## Material provided
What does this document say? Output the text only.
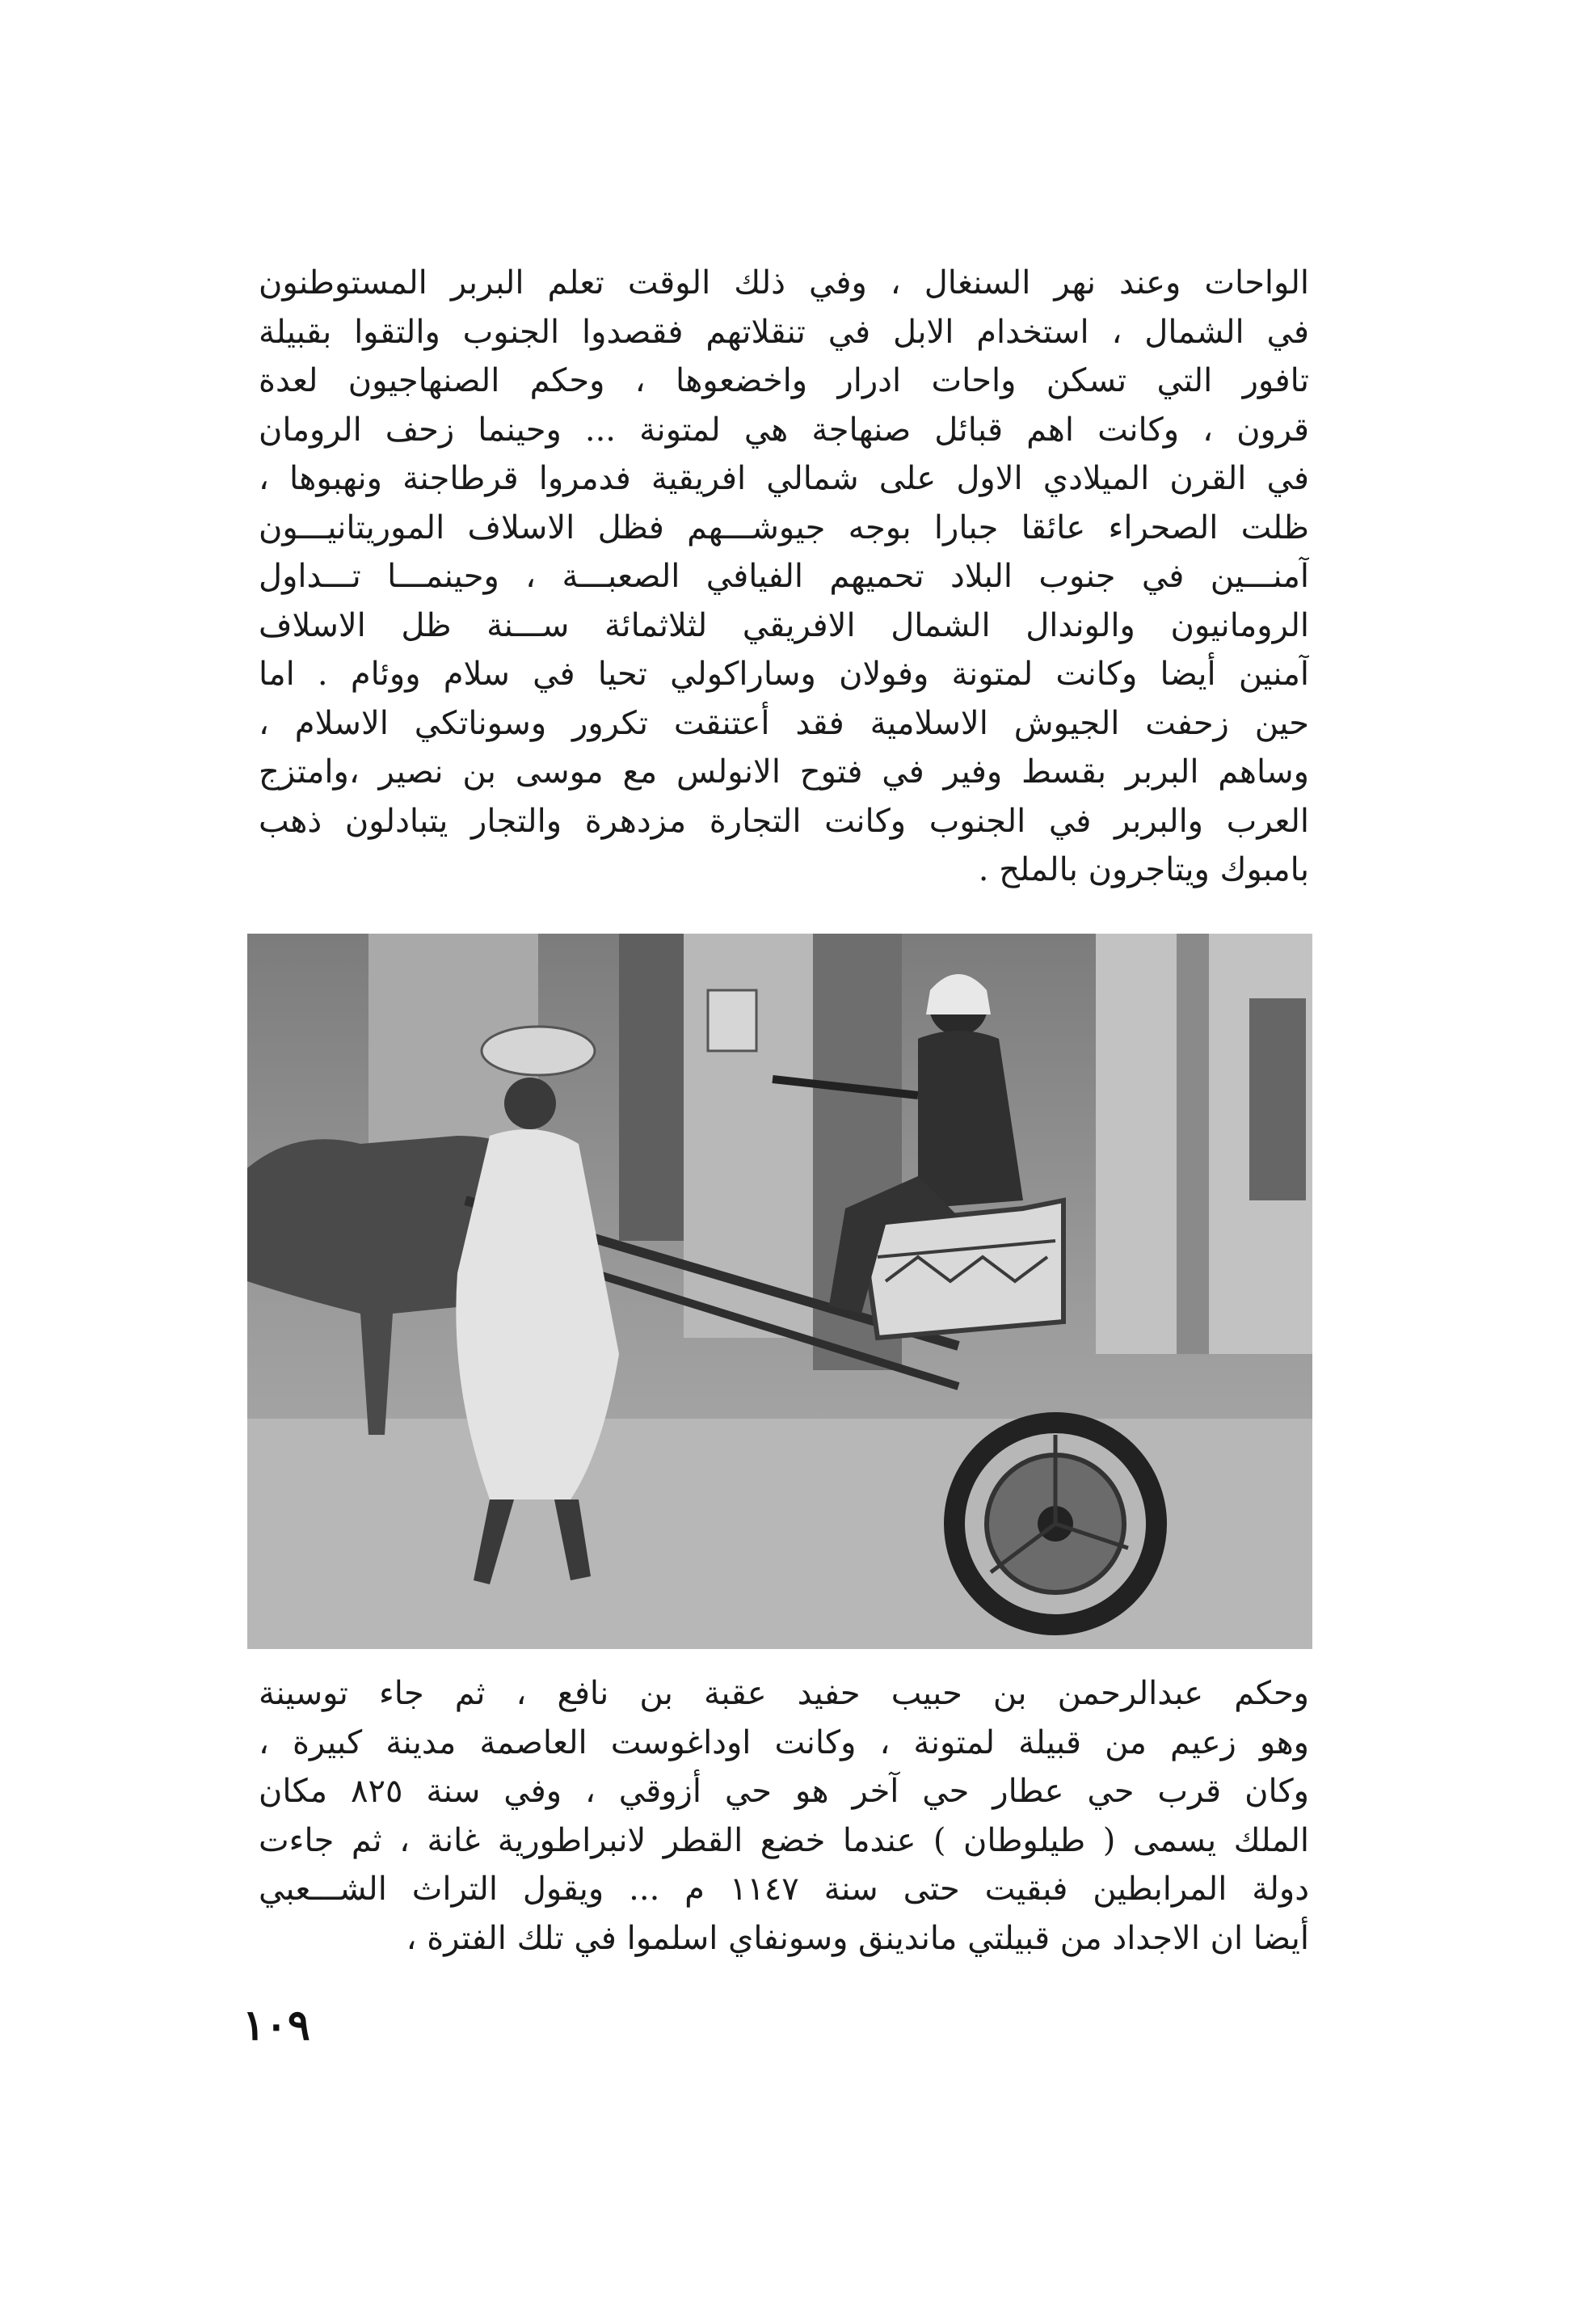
الواحات وعند نهر السنغال ، وفي ذلك الوقت تعلم البربر المستوطنون
في الشمال ، استخدام الابل في تنقلاتهم فقصدوا الجنوب والتقوا بقبيلة
تافور التي تسكن واحات ادرار واخضعوها ، وحكم الصنهاجيون لعدة
قرون ، وكانت اهم قبائل صنهاجة هي لمتونة ... وحينما زحف الرومان
في القرن الميلادي الاول على شمالي افريقية فدمروا قرطاجنة ونهبوها ،
ظلت الصحراء عائقا جبارا بوجه جيوشـــهم فظل الاسلاف الموريتانيـــون
آمنـــين في جنوب البلاد تحميهم الفيافي الصعبـــة ، وحينمـــا تـــداول
الرومانيون والوندال الشمال الافريقي لثلاثمائة ســـنة ظل الاسلاف
آمنين أيضا وكانت لمتونة وفولان وساراكولي تحيا في سلام ووئام . اما
حين زحفت الجيوش الاسلامية فقد أعتنقت تكرور وسوناتكي الاسلام ،
وساهم البربر بقسط وفير في فتوح الانولس مع موسى بن نصير ،وامتزج
العرب والبربر في الجنوب وكانت التجارة مزدهرة والتجار يتبادلون ذهب
بامبوك ويتاجرون بالملح .
وحكم عبدالرحمن بن حبيب حفيد عقبة بن نافع ، ثم جاء توسينة
وهو زعيم من قبيلة لمتونة ، وكانت اوداغوست العاصمة مدينة كبيرة ،
وكان قرب حي عطار حي آخر هو حي أزوقي ، وفي سنة ٨٢٥ مكان
الملك يسمى ( طيلوطان ) عندما خضع القطر لانبراطورية غانة ، ثم جاءت
دولة المرابطين فبقيت حتى سنة ١١٤٧ م ... ويقول التراث الشـــعبي
أيضا ان الاجداد من قبيلتي ماندينق وسونفاي اسلموا في تلك الفترة ،
١٠٩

## Direction
Would you mind returning each entry above word for word, skipping the images?

## Exercise response
What does this document say? Output the text only.
الواحات وعند نهر السنغال ، وفي ذلك الوقت تعلم البربر المستوطنون
في الشمال ، استخدام الابل في تنقلاتهم فقصدوا الجنوب والتقوا بقبيلة
تافور التي تسكن واحات ادرار واخضعوها ، وحكم الصنهاجيون لعدة
قرون ، وكانت اهم قبائل صنهاجة هي لمتونة ... وحينما زحف الرومان
في القرن الميلادي الاول على شمالي افريقية فدمروا قرطاجنة ونهبوها ،
ظلت الصحراء عائقا جبارا بوجه جيوشـــهم فظل الاسلاف الموريتانيـــون
آمنـــين في جنوب البلاد تحميهم الفيافي الصعبـــة ، وحينمـــا تـــداول
الرومانيون والوندال الشمال الافريقي لثلاثمائة ســـنة ظل الاسلاف
آمنين أيضا وكانت لمتونة وفولان وساراكولي تحيا في سلام ووئام . اما
حين زحفت الجيوش الاسلامية فقد أعتنقت تكرور وسوناتكي الاسلام ،
وساهم البربر بقسط وفير في فتوح الانولس مع موسى بن نصير ،وامتزج
العرب والبربر في الجنوب وكانت التجارة مزدهرة والتجار يتبادلون ذهب
بامبوك ويتاجرون بالملح .
وحكم عبدالرحمن بن حبيب حفيد عقبة بن نافع ، ثم جاء توسينة
وهو زعيم من قبيلة لمتونة ، وكانت اوداغوست العاصمة مدينة كبيرة ،
وكان قرب حي عطار حي آخر هو حي أزوقي ، وفي سنة ٨٢٥ مكان
الملك يسمى ( طيلوطان ) عندما خضع القطر لانبراطورية غانة ، ثم جاءت
دولة المرابطين فبقيت حتى سنة ١١٤٧ م ... ويقول التراث الشـــعبي
أيضا ان الاجداد من قبيلتي ماندينق وسونفاي اسلموا في تلك الفترة ،
١٠٩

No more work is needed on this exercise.